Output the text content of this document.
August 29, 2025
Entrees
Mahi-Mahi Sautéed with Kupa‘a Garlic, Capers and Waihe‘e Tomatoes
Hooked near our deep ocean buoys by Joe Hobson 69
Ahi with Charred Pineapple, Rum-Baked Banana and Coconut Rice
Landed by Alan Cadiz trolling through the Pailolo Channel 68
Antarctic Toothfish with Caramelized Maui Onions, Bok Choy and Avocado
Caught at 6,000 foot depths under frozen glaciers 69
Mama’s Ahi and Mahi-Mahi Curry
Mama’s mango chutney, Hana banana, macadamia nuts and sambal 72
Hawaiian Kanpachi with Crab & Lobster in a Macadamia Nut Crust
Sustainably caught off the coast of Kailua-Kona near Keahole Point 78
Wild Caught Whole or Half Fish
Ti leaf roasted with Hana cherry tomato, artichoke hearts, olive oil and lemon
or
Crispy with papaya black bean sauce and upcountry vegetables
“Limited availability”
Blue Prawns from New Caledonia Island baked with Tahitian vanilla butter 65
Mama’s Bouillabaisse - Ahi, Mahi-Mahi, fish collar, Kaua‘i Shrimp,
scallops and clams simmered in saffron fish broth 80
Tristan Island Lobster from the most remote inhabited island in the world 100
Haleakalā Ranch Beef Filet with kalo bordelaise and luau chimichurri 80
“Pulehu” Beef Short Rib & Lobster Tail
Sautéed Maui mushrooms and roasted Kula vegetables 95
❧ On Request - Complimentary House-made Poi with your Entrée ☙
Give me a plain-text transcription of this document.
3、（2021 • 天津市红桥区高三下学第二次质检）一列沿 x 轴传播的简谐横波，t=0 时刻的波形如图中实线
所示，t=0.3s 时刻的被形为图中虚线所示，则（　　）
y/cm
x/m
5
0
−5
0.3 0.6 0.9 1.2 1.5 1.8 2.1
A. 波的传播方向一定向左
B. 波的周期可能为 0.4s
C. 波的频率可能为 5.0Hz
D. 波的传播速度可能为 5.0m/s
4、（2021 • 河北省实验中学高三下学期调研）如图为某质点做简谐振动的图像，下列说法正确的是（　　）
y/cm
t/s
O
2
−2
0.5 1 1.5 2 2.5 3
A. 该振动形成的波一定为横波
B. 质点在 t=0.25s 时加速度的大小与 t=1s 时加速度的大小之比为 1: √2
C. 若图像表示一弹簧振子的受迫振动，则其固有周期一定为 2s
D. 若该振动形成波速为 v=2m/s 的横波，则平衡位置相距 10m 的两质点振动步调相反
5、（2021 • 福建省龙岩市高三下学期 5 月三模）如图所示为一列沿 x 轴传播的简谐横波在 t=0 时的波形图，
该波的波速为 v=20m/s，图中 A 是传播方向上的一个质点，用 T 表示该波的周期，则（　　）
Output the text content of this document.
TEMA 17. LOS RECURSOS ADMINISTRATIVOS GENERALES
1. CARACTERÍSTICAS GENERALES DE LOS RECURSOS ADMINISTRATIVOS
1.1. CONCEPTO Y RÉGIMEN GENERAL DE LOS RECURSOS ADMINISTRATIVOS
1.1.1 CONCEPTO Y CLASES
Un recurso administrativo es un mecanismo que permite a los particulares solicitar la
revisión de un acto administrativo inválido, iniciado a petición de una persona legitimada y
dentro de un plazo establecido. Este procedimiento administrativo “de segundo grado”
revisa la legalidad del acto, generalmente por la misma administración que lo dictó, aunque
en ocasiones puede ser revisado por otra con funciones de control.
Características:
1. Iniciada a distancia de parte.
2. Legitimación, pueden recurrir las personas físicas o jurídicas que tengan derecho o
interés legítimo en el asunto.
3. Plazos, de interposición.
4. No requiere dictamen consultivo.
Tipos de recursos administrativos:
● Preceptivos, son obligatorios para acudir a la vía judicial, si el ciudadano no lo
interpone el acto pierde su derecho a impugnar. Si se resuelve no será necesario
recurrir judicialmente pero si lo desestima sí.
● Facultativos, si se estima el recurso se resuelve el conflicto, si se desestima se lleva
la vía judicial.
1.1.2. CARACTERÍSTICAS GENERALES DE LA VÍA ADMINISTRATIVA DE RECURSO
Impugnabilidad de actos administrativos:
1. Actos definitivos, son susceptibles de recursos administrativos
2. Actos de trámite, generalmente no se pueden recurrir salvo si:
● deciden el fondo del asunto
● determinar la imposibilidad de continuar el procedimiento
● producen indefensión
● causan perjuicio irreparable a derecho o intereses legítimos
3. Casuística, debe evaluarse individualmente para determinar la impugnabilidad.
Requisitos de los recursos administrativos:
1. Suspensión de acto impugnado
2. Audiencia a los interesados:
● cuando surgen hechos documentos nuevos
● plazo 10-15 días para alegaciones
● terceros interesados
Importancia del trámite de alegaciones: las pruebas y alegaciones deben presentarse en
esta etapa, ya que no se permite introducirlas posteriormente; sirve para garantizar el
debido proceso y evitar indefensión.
***
§ What is being asked:
Identify each line of the material where the word "roasted" shows up, and copy it.

§ Finished task:
Ti leaf roasted with Hana cherry tomato, artichoke hearts, olive oil and lemon
Sautéed Maui mushrooms and roasted Kula vegetables 95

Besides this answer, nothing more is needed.